Text for analysis below:

Is My Child Depressed? 3 Lesser Known Signs of Depression in Children and Adolescents -by Emily Hasselquist, LCSW

Depression in children and adolescents can look very different than it does in adults.  While feelings of sadness and hopelessness are still common symptoms, there are many other warning signs to be aware of.  Below are 3 lesser known symptoms to look for beyond what we typically think of when we hear the term depression:

  1. Anger

Many children and teens appear to be angry or irritable when depressed.  While this may seem the opposite of what typically occurs, children often mask their feelings of sadness by acting out or getting angry.  Mood swings can negatively impact a child both at home and school, and may be a sign that your child is experiencing depression.

  1. Physical Complaints

Children who are experiencing depression may have regular physical complaints such as stomachaches or headaches. These symptoms may result in absences from school.  Other noticeable changes in children and teenagers who are experiencing depression include changes in appetite, weight loss or weight gain, change in sleep patterns, and fatigue.

End of Text for analysis.

Things to do:
1. What regular physical complaints does the article on signs of depression in children name?
2. Write the next part of the article on signs of depression in children, starting right after its last sentence.

Data for analysis below:

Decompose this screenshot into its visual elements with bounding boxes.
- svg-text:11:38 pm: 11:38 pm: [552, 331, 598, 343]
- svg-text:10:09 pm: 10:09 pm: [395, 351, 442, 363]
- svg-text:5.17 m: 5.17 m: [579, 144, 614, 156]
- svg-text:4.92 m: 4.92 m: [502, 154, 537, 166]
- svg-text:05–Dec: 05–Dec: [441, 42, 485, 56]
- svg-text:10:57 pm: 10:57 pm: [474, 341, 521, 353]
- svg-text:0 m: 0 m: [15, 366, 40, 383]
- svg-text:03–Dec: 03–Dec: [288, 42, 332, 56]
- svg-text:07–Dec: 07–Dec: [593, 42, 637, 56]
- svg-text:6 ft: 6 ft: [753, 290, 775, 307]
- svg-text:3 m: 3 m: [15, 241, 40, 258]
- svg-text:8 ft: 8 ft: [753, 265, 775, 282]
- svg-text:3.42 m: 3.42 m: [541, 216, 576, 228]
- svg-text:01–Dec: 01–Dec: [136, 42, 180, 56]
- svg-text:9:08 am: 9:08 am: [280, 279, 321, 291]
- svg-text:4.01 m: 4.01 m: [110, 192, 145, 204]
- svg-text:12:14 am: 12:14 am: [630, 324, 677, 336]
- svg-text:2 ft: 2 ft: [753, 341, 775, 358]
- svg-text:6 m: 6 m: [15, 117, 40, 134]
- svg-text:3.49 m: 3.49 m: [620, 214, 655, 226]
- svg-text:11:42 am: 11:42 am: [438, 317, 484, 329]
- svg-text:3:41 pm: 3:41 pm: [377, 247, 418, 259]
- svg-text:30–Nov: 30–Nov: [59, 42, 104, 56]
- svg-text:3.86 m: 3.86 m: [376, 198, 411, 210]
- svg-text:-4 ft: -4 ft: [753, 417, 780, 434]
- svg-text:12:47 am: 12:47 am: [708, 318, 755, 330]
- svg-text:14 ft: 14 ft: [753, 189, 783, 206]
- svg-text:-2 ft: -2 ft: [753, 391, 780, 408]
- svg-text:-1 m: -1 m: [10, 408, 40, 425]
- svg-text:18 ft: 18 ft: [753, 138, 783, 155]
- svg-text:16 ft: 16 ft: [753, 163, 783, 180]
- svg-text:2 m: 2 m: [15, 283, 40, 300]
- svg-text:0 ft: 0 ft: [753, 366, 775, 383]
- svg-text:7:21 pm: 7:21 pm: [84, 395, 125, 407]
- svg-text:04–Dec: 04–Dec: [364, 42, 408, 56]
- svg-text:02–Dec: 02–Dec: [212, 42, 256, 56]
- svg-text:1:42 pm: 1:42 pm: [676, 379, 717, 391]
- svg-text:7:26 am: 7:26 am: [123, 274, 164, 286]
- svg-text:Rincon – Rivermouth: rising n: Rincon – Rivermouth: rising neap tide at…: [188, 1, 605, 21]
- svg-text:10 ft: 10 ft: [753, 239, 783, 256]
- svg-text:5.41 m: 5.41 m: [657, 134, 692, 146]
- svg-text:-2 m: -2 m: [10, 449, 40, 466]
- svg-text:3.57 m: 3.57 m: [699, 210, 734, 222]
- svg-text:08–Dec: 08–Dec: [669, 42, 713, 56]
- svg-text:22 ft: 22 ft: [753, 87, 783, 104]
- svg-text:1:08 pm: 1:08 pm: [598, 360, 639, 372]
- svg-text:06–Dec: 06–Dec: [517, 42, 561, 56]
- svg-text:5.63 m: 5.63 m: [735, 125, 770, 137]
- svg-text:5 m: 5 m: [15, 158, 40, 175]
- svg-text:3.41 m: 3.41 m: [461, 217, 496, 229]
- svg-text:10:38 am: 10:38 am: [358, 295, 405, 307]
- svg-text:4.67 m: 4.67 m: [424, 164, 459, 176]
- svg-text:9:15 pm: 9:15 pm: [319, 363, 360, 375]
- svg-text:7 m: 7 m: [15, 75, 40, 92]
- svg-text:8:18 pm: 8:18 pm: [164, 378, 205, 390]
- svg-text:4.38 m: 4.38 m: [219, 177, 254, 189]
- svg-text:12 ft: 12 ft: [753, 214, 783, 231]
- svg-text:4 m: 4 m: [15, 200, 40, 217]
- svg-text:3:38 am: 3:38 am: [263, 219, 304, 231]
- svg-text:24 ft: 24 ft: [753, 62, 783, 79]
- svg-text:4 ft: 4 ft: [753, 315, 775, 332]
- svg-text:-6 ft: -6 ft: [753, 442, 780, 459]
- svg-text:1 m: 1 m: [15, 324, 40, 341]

End of Data for analysis.

Results:
1. Stomachaches or headaches.

2.
  1. Loss of Interest

Children who are depressed may lose interest in activities they once used to enjoy.  Withdrawing from sports, hobbies, social activities, and peer groups can be an indicator that your child or teen is depressed.  Poor academic performance from a teenager who previously was a high-achieving student or a child wanting to quit their beloved soccer team are both examples of loss of interest in a child that may be dealing with depression.

One of the most important indicators that your child is experiencing depression is when you see a change.  While all children and adolescents are going through physical and emotional changes during this developmental period, major changes in mood, appearance, or behavior should be investigated further.  It is completely normal that your child may have a couple days where they are feeling sad or experiencing these symptoms, but if these symptoms last for more than two weeks and begin impacting your child or teen’s daily functioning, it is time to seek help.

If you are concerned your child may be experiencing depression, the staff at Gurnee Counseling Center can help.  Your child’s physician may also be a good resource to discuss your concerns.  Please contact us at 847-336-5621 for further information.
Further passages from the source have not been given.